> The task: Identify and reproduce every line holding the string "title".

Records from a data collection:
────────────────────────────────────────

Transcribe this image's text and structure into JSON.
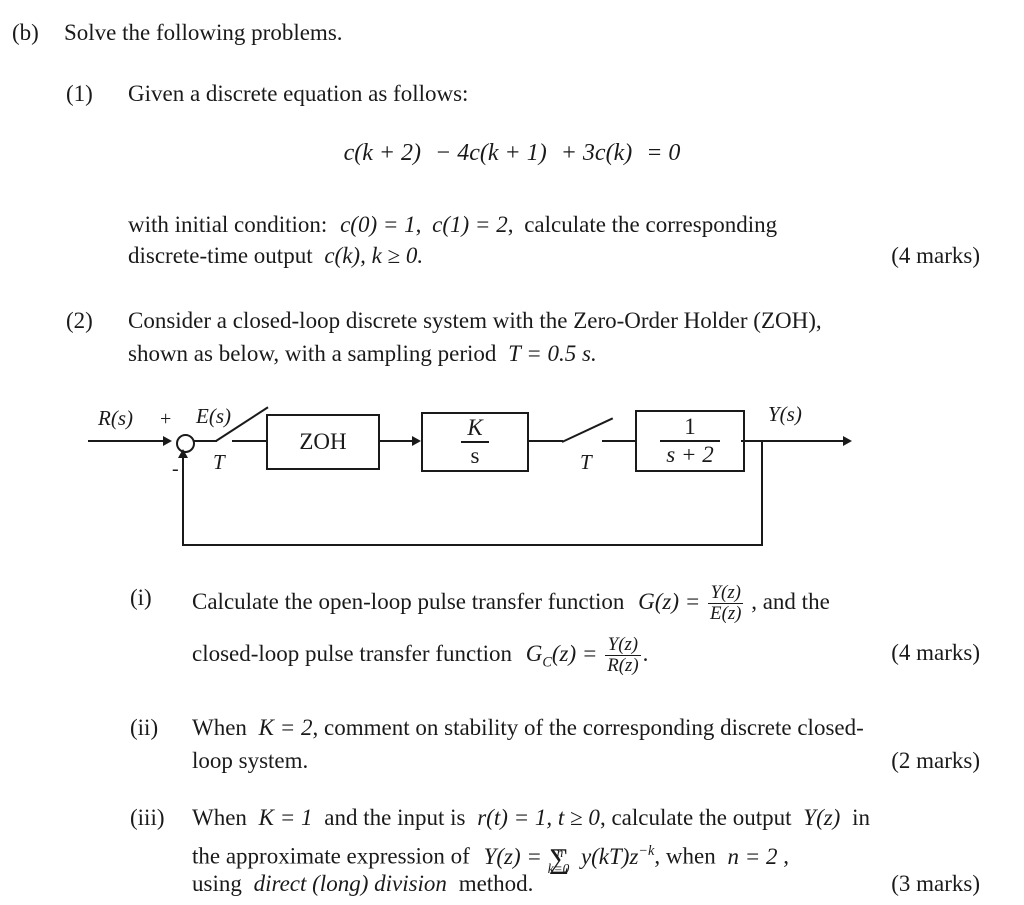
{
  "document": {
    "part_b": {
      "marker": "(b)",
      "text": "Solve the following problems."
    },
    "q1": {
      "marker": "(1)",
      "intro": "Given a discrete equation as follows:",
      "equation": {
        "c_k_plus_2": "c(k + 2)",
        "minus_4c_k_plus_1": "− 4c(k + 1)",
        "plus_3c_k": "+ 3c(k)",
        "equals_zero": "= 0",
        "full": "c(k + 2) − 4c(k + 1) + 3c(k) = 0"
      },
      "body_line1": "with  initial  condition:",
      "initial_c0": "c(0) = 1",
      "comma1": ",",
      "initial_c1": "c(1) = 2",
      "comma2": ",",
      "body_line1_tail": "calculate  the  corresponding",
      "body_line2_head": "discrete-time output",
      "output_expr": "c(k), k ≥ 0.",
      "marks": "(4 marks)"
    },
    "q2": {
      "marker": "(2)",
      "line1": "Consider  a  closed-loop  discrete  system  with  the  Zero-Order  Holder  (ZOH),",
      "line2_head": "shown as below, with a sampling period",
      "line2_math": "T = 0.5 s.",
      "sub_i": {
        "marker": "(i)",
        "text_a": "Calculate  the  open-loop  pulse  transfer  function",
        "g_of_z": "G(z) =",
        "frac1_num": "Y(z)",
        "frac1_den": "E(z)",
        "text_b": ",  and  the",
        "text_c": "closed-loop pulse transfer function",
        "gc_of_z": "G",
        "gc_sub": "C",
        "gc_tail": "(z) =",
        "frac2_num": "Y(z)",
        "frac2_den": "R(z)",
        "period": ".",
        "marks": "(4 marks)"
      },
      "sub_ii": {
        "marker": "(ii)",
        "text_head": "When",
        "k_value": "K = 2",
        "text_tail": ", comment on stability of the corresponding discrete closed-",
        "line2": "loop system.",
        "marks": "(2 marks)"
      },
      "sub_iii": {
        "marker": "(iii)",
        "l1_head": "When",
        "l1_k": "K = 1",
        "l1_mid": "and the input is",
        "l1_r": "r(t) = 1, t ≥ 0",
        "l1_tail": ", calculate the output",
        "l1_yz": "Y(z)",
        "l1_end": "in",
        "l2_head": "the  approximate  expression  of",
        "l2_yz": "Y(z) =",
        "l2_sum_sigma": "∑",
        "l2_sum_sup": "n",
        "l2_sum_sub": "k=0",
        "l2_sum_body": "y(kT)z",
        "l2_sum_exp": "−k",
        "l2_comma": ",  when",
        "l2_n": "n = 2",
        "l2_end": ",",
        "l3_head": "using",
        "l3_em": "direct (long) division",
        "l3_tail": "method.",
        "marks": "(3 marks)"
      }
    }
  },
  "block_diagram": {
    "input_label": "R(s)",
    "plus_sign": "+",
    "minus_sign": "-",
    "error_label": "E(s)",
    "sampler1_label": "T",
    "zoh_label": "ZOH",
    "gain_block": {
      "numerator": "K",
      "denominator": "s"
    },
    "sampler2_label": "T",
    "plant_block": {
      "numerator": "1",
      "denominator": "s + 2"
    },
    "output_label": "Y(s)"
  }
}
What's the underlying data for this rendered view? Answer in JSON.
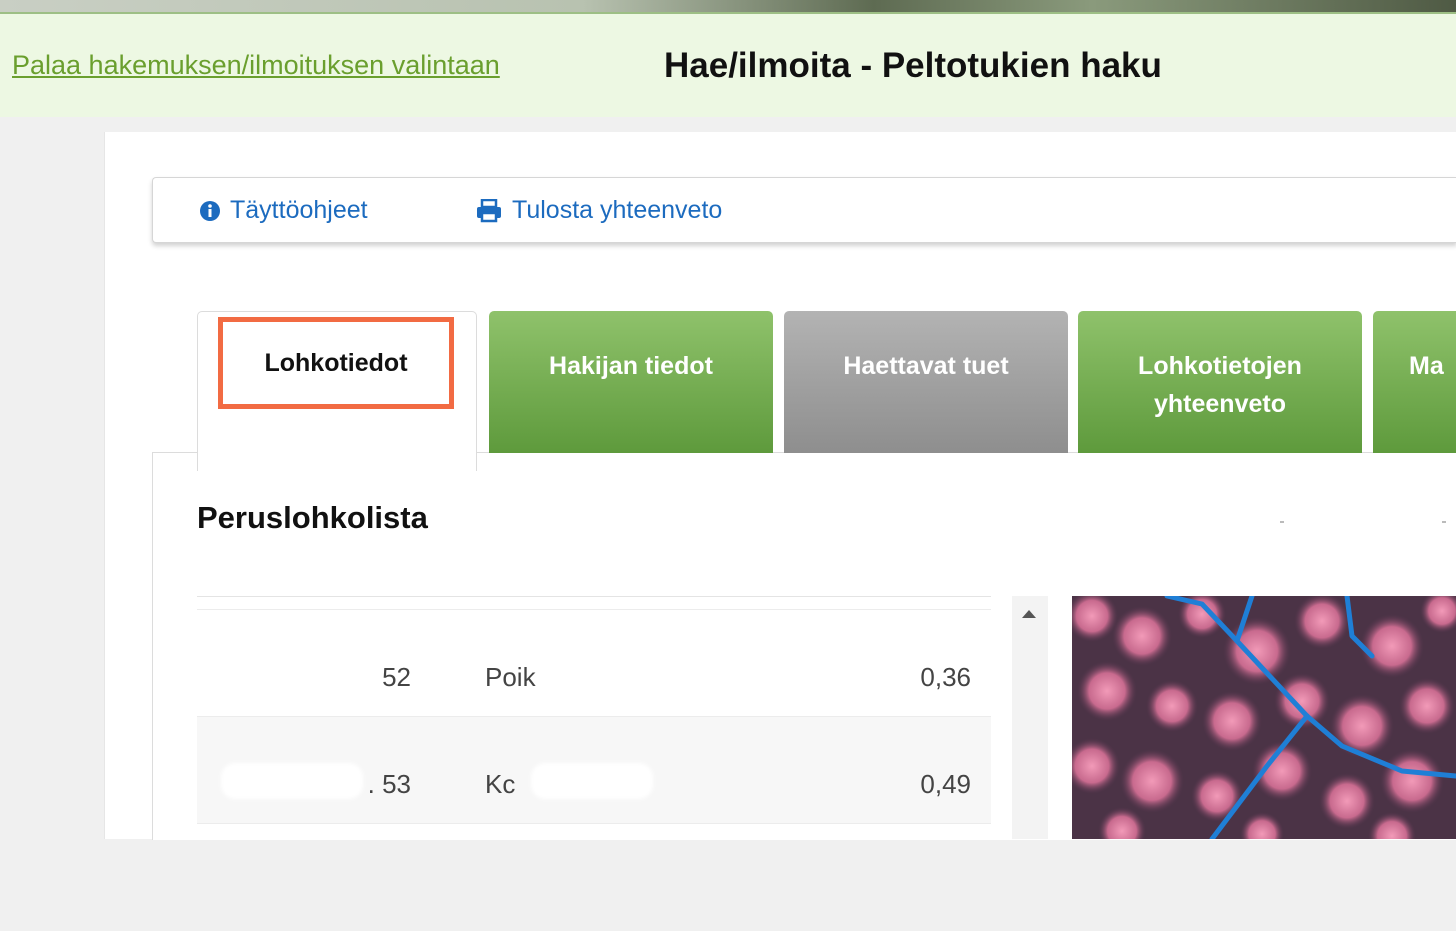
{
  "header": {
    "back_link": "Palaa hakemuksen/ilmoituksen valintaan",
    "title": "Hae/ilmoita - Peltotukien haku"
  },
  "toolbar": {
    "help_label": "Täyttöohjeet",
    "help_icon": "info-circle-icon",
    "print_label": "Tulosta yhteenveto",
    "print_icon": "printer-icon"
  },
  "tabs": [
    {
      "label": "Lohkotiedot",
      "state": "active"
    },
    {
      "label": "Hakijan tiedot",
      "state": "green"
    },
    {
      "label": "Haettavat tuet",
      "state": "gray"
    },
    {
      "label": "Lohkotietojen yhteenveto",
      "state": "green"
    },
    {
      "label": "Ma",
      "state": "green"
    }
  ],
  "section": {
    "title": "Peruslohkolista"
  },
  "list": {
    "rows": [
      {
        "num": "52",
        "name": "Poik",
        "area": "0,36"
      },
      {
        "num": ". 53",
        "name": "Kc",
        "area": "0,49"
      }
    ]
  },
  "colors": {
    "header_bg": "#edf8e3",
    "link": "#6a9f2e",
    "accent_blue": "#1c6bbf",
    "highlight": "#f26b43",
    "tab_green": "#6ca747",
    "tab_gray": "#9e9e9e"
  }
}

────────────────────────────────────────

> Solution for this exercise:
    "title": "Hae/ilmoita - Peltotukien haku"
    "title": "Peruslohkolista"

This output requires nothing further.